▶ WHAT THE EXERCISE ASKS
Without including any pictures, write out the listing below exactly.

▶ RECORDS FOR PROCESSING
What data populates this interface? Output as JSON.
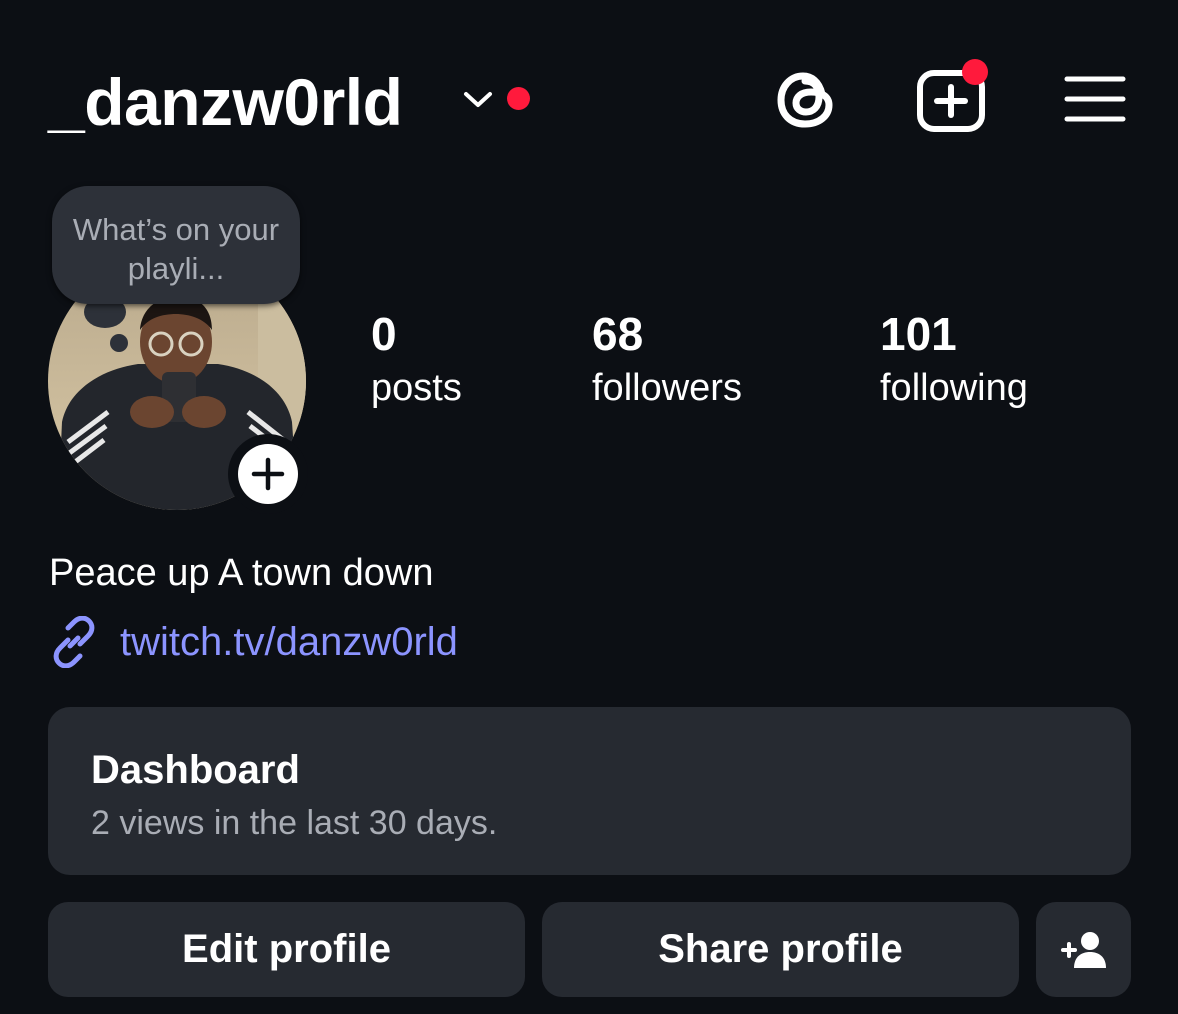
{
  "header": {
    "username": "_danzw0rld",
    "accent_red": "#ff1a3c"
  },
  "note": {
    "text": "What’s on your playli..."
  },
  "stats": [
    {
      "value": "0",
      "label": "posts"
    },
    {
      "value": "68",
      "label": "followers"
    },
    {
      "value": "101",
      "label": "following"
    }
  ],
  "bio": {
    "text": "Peace up A town down",
    "link": "twitch.tv/danzw0rld",
    "link_color": "#8c94ff"
  },
  "dashboard": {
    "title": "Dashboard",
    "subtitle": "2 views in the last 30 days."
  },
  "buttons": {
    "edit": "Edit profile",
    "share": "Share profile"
  },
  "icons": {
    "threads": "threads-icon",
    "create": "plus-square-icon",
    "menu": "hamburger-menu-icon",
    "link": "link-icon",
    "add_person": "add-person-icon"
  }
}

▶ EXPECTED ANSWER
What data populates this interface? Output as JSON.
{
  "header": {
    "username": "_danzw0rld",
    "accent_red": "#ff1a3c"
  },
  "note": {
    "text": "What’s on your playli..."
  },
  "stats": [
    {
      "value": "0",
      "label": "posts"
    },
    {
      "value": "68",
      "label": "followers"
    },
    {
      "value": "101",
      "label": "following"
    }
  ],
  "bio": {
    "text": "Peace up A town down",
    "link": "twitch.tv/danzw0rld",
    "link_color": "#8c94ff"
  },
  "dashboard": {
    "title": "Dashboard",
    "subtitle": "2 views in the last 30 days."
  },
  "buttons": {
    "edit": "Edit profile",
    "share": "Share profile"
  },
  "icons": {
    "threads": "threads-icon",
    "create": "plus-square-icon",
    "menu": "hamburger-menu-icon",
    "link": "link-icon",
    "add_person": "add-person-icon"
  }
}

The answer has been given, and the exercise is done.